Do this>
Retype the rows from the line containing "header-rule xyxy=(4,10,723,11)" through the line containing "retencao-csll: CSLL 0,00", both included, exactly as they appear below.

Source data>
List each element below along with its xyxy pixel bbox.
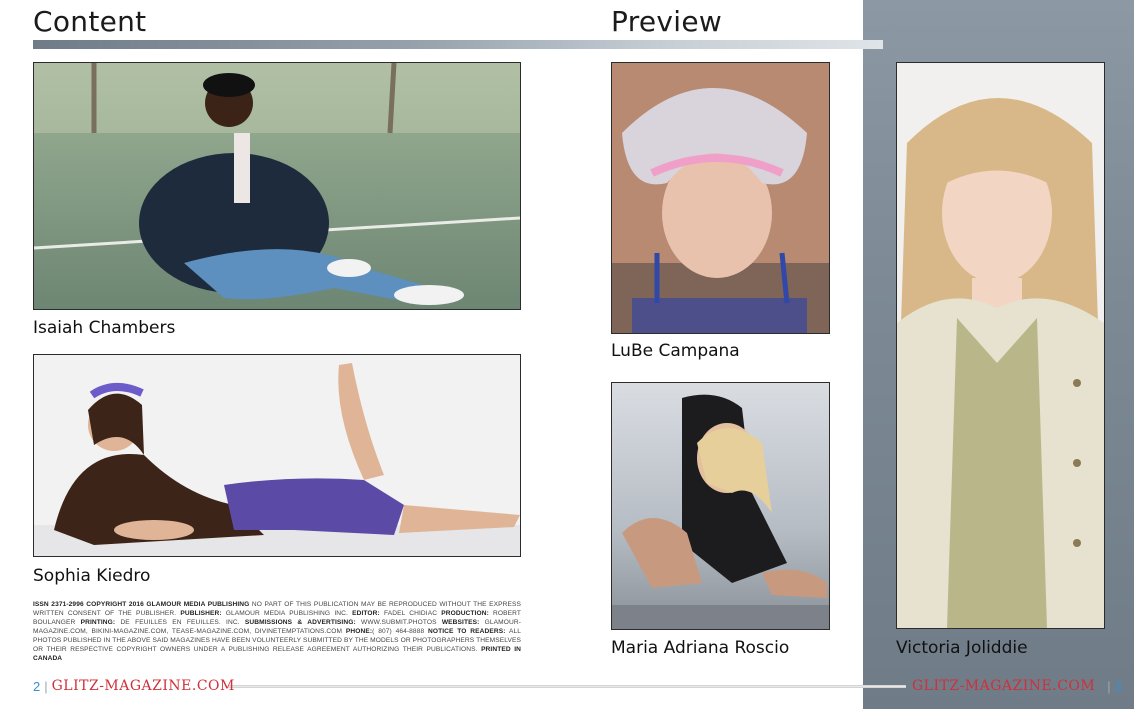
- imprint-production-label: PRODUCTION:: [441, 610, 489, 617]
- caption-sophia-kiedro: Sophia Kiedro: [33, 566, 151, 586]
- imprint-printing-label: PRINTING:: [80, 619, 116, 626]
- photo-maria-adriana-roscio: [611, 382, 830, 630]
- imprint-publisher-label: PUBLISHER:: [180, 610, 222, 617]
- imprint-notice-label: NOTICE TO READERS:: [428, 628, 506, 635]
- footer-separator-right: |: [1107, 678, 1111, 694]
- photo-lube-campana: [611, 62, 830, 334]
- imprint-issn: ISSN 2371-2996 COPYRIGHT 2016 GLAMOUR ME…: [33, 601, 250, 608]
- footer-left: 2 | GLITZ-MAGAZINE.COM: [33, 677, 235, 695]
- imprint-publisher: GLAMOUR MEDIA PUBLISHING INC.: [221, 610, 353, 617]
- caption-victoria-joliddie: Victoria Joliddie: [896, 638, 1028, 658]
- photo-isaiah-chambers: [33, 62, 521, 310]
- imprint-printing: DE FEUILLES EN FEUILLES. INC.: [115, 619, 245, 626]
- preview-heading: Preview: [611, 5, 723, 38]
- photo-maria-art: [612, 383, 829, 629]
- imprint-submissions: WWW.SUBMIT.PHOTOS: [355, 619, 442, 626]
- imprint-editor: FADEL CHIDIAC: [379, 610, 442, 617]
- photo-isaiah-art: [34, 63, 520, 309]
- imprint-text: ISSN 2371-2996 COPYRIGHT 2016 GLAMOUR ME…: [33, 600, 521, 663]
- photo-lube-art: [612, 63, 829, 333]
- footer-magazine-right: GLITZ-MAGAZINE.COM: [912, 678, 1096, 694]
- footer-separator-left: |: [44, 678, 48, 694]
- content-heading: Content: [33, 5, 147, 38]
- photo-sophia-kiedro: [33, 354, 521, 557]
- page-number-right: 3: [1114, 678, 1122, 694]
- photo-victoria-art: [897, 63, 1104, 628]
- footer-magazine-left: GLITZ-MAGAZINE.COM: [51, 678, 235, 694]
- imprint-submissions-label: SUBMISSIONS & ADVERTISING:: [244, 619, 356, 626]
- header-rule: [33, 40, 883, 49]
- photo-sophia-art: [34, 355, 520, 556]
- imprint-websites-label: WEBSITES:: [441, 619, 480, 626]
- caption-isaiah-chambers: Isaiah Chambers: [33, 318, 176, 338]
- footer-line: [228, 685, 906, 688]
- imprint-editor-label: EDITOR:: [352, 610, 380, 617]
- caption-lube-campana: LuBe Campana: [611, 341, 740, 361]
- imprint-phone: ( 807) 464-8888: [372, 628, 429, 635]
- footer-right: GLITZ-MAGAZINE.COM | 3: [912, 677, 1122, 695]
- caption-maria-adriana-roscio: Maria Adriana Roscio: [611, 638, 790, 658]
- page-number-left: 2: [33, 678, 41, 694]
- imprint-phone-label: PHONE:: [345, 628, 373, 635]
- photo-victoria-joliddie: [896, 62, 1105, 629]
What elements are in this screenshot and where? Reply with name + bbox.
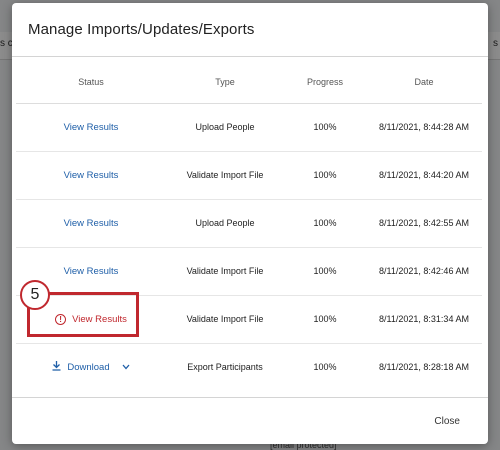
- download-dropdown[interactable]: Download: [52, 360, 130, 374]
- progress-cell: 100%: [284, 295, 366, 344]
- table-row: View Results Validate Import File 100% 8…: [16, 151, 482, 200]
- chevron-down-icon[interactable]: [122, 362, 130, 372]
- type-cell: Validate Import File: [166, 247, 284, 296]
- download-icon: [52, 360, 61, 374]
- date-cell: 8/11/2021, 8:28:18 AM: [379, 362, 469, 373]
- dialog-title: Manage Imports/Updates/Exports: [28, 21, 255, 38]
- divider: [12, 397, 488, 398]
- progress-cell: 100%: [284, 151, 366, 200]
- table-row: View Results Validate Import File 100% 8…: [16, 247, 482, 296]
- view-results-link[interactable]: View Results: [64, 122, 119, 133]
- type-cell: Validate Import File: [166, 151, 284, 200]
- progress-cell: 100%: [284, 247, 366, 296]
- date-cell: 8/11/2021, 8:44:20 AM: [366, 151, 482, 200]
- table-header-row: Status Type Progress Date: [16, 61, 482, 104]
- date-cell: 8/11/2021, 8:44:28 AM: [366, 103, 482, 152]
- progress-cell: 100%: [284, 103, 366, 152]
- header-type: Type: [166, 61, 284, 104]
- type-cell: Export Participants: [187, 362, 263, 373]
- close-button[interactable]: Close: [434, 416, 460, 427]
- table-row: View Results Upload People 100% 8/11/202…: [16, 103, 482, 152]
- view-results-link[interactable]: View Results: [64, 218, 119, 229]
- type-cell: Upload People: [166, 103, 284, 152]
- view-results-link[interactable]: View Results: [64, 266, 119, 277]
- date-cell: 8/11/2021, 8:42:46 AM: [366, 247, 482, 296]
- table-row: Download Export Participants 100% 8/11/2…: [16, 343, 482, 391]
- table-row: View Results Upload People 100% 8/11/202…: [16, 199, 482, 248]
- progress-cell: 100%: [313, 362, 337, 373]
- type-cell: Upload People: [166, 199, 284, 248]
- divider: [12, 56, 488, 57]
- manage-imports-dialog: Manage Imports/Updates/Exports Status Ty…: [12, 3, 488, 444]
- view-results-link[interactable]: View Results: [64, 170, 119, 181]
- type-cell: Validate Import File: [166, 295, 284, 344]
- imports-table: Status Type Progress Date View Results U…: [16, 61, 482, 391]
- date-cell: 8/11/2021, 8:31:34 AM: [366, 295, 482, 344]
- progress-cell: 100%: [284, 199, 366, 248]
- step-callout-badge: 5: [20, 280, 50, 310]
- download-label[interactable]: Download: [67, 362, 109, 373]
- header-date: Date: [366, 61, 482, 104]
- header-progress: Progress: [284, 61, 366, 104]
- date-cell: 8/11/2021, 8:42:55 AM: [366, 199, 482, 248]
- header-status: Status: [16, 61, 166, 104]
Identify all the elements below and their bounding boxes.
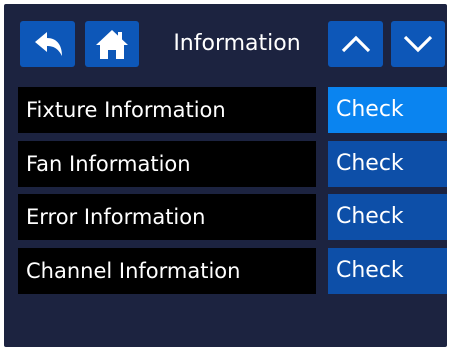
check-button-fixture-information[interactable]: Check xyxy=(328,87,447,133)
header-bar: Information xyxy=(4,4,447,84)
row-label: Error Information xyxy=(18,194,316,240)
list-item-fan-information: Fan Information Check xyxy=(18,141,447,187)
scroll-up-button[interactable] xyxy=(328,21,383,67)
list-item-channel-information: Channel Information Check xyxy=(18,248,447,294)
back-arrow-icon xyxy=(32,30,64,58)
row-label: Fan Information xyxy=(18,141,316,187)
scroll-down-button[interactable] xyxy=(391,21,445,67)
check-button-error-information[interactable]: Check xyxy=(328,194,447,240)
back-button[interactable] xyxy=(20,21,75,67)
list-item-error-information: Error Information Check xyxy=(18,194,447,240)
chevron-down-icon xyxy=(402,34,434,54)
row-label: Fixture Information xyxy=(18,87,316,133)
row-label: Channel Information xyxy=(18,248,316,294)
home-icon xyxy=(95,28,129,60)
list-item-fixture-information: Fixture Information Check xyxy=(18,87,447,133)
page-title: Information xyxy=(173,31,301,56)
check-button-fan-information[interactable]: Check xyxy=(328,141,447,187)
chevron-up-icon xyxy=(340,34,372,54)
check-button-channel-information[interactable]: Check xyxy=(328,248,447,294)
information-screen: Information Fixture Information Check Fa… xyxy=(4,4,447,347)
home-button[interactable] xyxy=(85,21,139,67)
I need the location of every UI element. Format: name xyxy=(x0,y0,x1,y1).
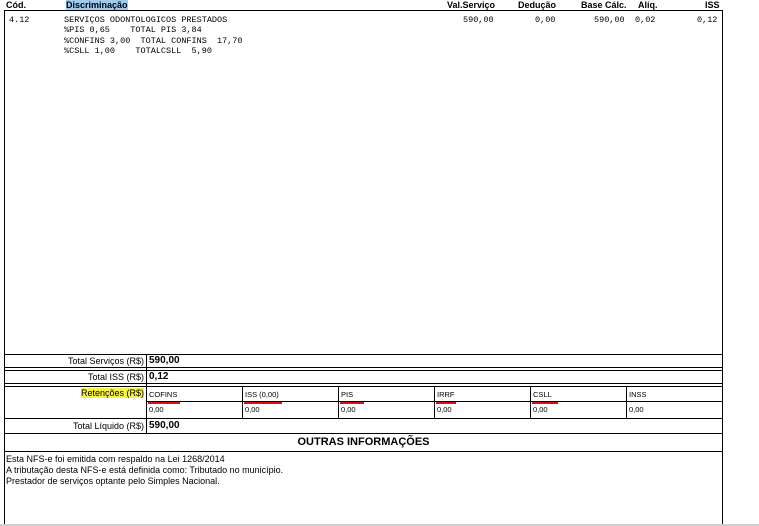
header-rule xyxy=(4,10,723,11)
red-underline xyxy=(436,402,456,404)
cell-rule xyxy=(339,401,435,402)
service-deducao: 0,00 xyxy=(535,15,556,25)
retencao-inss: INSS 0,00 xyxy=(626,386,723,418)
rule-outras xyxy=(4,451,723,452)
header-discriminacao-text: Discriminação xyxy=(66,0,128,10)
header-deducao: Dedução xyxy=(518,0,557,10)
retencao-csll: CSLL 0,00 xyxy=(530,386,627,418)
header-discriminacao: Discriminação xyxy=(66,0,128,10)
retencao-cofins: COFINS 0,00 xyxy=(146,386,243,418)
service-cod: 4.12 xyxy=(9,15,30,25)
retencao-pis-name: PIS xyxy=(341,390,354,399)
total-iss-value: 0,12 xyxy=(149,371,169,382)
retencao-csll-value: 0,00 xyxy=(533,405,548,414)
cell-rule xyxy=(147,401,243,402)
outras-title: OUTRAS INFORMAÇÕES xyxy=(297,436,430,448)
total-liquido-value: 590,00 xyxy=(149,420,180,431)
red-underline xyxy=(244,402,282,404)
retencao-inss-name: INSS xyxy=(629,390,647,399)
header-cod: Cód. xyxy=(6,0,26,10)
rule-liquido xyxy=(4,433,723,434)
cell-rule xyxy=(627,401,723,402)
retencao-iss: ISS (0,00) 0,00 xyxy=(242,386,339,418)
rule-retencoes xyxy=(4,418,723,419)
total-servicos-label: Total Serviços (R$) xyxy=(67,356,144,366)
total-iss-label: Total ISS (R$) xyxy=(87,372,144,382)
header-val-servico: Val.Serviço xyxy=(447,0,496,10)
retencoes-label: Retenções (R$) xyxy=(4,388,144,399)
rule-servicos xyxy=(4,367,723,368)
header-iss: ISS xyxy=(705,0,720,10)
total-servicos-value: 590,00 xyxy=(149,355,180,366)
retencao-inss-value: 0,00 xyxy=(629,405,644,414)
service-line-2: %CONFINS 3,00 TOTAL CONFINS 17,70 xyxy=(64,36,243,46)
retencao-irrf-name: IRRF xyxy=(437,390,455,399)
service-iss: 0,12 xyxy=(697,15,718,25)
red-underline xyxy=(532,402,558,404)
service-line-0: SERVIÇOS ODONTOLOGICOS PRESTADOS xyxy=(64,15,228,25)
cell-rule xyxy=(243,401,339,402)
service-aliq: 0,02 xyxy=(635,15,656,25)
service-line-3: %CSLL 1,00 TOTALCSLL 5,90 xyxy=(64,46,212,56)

Response for this exercise>
header-rule xyxy=(4,10,723,11)
red-underline xyxy=(436,402,456,404)
cell-rule xyxy=(339,401,435,402)
service-deducao: 0,00 xyxy=(535,15,556,25)
retencao-inss: INSS 0,00 xyxy=(626,386,723,418)
rule-outras xyxy=(4,451,723,452)
header-discriminacao-text: Discriminação xyxy=(66,0,128,10)
header-deducao: Dedução xyxy=(518,0,557,10)
retencao-csll: CSLL 0,00 xyxy=(530,386,627,418)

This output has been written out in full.